**** PROVIDED MATERIAL

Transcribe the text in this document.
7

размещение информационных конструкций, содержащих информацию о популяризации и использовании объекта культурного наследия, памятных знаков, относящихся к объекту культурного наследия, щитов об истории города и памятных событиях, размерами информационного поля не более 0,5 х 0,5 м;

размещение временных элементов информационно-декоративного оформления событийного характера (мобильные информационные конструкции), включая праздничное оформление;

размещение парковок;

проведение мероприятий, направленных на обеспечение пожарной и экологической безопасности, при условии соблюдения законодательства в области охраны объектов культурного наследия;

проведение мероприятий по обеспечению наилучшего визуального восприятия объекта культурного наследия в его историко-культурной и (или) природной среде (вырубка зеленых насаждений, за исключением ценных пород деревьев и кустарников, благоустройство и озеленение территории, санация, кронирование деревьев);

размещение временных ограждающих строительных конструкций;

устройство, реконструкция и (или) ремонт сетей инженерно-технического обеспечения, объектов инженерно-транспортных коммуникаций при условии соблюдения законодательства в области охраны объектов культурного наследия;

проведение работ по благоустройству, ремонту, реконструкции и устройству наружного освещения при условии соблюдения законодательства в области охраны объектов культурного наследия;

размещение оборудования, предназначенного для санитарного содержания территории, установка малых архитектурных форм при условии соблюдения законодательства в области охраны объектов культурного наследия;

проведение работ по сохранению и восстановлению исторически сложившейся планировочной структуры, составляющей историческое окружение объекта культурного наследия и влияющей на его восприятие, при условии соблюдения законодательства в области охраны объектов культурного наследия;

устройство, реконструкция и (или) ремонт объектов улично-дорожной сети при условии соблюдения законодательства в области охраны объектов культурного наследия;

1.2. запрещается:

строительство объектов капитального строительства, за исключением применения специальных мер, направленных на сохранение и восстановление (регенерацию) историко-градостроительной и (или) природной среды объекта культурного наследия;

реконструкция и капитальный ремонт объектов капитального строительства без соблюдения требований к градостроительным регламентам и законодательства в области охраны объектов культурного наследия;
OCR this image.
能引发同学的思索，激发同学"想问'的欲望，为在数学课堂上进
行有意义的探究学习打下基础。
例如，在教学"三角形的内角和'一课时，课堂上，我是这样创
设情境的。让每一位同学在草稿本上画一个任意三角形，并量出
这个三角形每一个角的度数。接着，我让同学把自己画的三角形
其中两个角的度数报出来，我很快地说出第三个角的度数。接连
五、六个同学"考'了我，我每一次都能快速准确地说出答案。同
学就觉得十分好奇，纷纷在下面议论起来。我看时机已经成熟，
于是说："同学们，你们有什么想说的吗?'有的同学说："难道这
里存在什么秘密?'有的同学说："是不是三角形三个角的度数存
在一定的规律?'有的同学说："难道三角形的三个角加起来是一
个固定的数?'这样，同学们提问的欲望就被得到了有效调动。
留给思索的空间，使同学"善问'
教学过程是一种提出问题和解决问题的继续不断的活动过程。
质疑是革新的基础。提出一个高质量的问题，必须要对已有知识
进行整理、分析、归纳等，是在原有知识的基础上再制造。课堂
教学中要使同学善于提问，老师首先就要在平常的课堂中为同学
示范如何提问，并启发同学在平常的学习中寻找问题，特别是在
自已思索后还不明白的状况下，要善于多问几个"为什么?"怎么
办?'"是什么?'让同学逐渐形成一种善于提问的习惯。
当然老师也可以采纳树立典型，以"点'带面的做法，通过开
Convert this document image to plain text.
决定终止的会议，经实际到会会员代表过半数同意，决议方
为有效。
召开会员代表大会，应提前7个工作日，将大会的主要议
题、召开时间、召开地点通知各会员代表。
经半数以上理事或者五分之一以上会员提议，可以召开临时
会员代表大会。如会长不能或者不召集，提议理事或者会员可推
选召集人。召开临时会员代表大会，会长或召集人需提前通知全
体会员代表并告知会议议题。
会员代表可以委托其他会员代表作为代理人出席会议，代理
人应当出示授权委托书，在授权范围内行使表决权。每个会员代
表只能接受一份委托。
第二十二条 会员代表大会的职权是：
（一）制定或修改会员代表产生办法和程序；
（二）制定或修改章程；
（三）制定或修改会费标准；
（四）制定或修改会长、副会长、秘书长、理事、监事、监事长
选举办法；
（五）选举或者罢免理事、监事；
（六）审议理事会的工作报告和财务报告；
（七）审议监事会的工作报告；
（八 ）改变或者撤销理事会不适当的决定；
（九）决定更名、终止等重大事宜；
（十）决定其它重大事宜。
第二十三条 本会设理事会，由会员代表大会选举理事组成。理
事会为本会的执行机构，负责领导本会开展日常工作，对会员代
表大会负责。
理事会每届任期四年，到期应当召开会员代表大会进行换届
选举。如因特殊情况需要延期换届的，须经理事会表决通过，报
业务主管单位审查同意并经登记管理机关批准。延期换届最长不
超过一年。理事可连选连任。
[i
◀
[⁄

********

:: EXERCISE BRIEF ::
Each of the records should be retyped exactly.

:: TASK SOLUTION ::
Transcribe the text in this document.
7

размещение информационных конструкций, содержащих информацию о популяризации и использовании объекта культурного наследия, памятных знаков, относящихся к объекту культурного наследия, щитов об истории города и памятных событиях, размерами информационного поля не более 0,5 х 0,5 м;

размещение временных элементов информационно-декоративного оформления событийного характера (мобильные информационные конструкции), включая праздничное оформление;

размещение парковок;

проведение мероприятий, направленных на обеспечение пожарной и экологической безопасности, при условии соблюдения законодательства в области охраны объектов культурного наследия;

проведение мероприятий по обеспечению наилучшего визуального восприятия объекта культурного наследия в его историко-культурной и (или) природной среде (вырубка зеленых насаждений, за исключением ценных пород деревьев и кустарников, благоустройство и озеленение территории, санация, кронирование деревьев);

размещение временных ограждающих строительных конструкций;

устройство, реконструкция и (или) ремонт сетей инженерно-технического обеспечения, объектов инженерно-транспортных коммуникаций при условии соблюдения законодательства в области охраны объектов культурного наследия;

проведение работ по благоустройству, ремонту, реконструкции и устройству наружного освещения при условии соблюдения законодательства в области охраны объектов культурного наследия;

размещение оборудования, предназначенного для санитарного содержания территории, установка малых архитектурных форм при условии соблюдения законодательства в области охраны объектов культурного наследия;

проведение работ по сохранению и восстановлению исторически сложившейся планировочной структуры, составляющей историческое окружение объекта культурного наследия и влияющей на его восприятие, при условии соблюдения законодательства в области охраны объектов культурного наследия;

устройство, реконструкция и (или) ремонт объектов улично-дорожной сети при условии соблюдения законодательства в области охраны объектов культурного наследия;

1.2. запрещается:

строительство объектов капитального строительства, за исключением применения специальных мер, направленных на сохранение и восстановление (регенерацию) историко-градостроительной и (или) природной среды объекта культурного наследия;

реконструкция и капитальный ремонт объектов капитального строительства без соблюдения требований к градостроительным регламентам и законодательства в области охраны объектов культурного наследия;
OCR this image.
能引发同学的思索，激发同学"想问'的欲望，为在数学课堂上进
行有意义的探究学习打下基础。
例如，在教学"三角形的内角和'一课时，课堂上，我是这样创
设情境的。让每一位同学在草稿本上画一个任意三角形，并量出
这个三角形每一个角的度数。接着，我让同学把自己画的三角形
其中两个角的度数报出来，我很快地说出第三个角的度数。接连
五、六个同学"考'了我，我每一次都能快速准确地说出答案。同
学就觉得十分好奇，纷纷在下面议论起来。我看时机已经成熟，
于是说："同学们，你们有什么想说的吗?'有的同学说："难道这
里存在什么秘密?'有的同学说："是不是三角形三个角的度数存
在一定的规律?'有的同学说："难道三角形的三个角加起来是一
个固定的数?'这样，同学们提问的欲望就被得到了有效调动。
留给思索的空间，使同学"善问'
教学过程是一种提出问题和解决问题的继续不断的活动过程。
质疑是革新的基础。提出一个高质量的问题，必须要对已有知识
进行整理、分析、归纳等，是在原有知识的基础上再制造。课堂
教学中要使同学善于提问，老师首先就要在平常的课堂中为同学
示范如何提问，并启发同学在平常的学习中寻找问题，特别是在
自已思索后还不明白的状况下，要善于多问几个"为什么?"怎么
办?'"是什么?'让同学逐渐形成一种善于提问的习惯。
当然老师也可以采纳树立典型，以"点'带面的做法，通过开
Convert this document image to plain text.
决定终止的会议，经实际到会会员代表过半数同意，决议方
为有效。
召开会员代表大会，应提前7个工作日，将大会的主要议
题、召开时间、召开地点通知各会员代表。
经半数以上理事或者五分之一以上会员提议，可以召开临时
会员代表大会。如会长不能或者不召集，提议理事或者会员可推
选召集人。召开临时会员代表大会，会长或召集人需提前通知全
体会员代表并告知会议议题。
会员代表可以委托其他会员代表作为代理人出席会议，代理
人应当出示授权委托书，在授权范围内行使表决权。每个会员代
表只能接受一份委托。
第二十二条 会员代表大会的职权是：
（一）制定或修改会员代表产生办法和程序；
（二）制定或修改章程；
（三）制定或修改会费标准；
（四）制定或修改会长、副会长、秘书长、理事、监事、监事长
选举办法；
（五）选举或者罢免理事、监事；
（六）审议理事会的工作报告和财务报告；
（七）审议监事会的工作报告；
（八 ）改变或者撤销理事会不适当的决定；
（九）决定更名、终止等重大事宜；
（十）决定其它重大事宜。
第二十三条 本会设理事会，由会员代表大会选举理事组成。理
事会为本会的执行机构，负责领导本会开展日常工作，对会员代
表大会负责。
理事会每届任期四年，到期应当召开会员代表大会进行换届
选举。如因特殊情况需要延期换届的，须经理事会表决通过，报
业务主管单位审查同意并经登记管理机关批准。延期换届最长不
超过一年。理事可连选连任。
[i
◀
[⁄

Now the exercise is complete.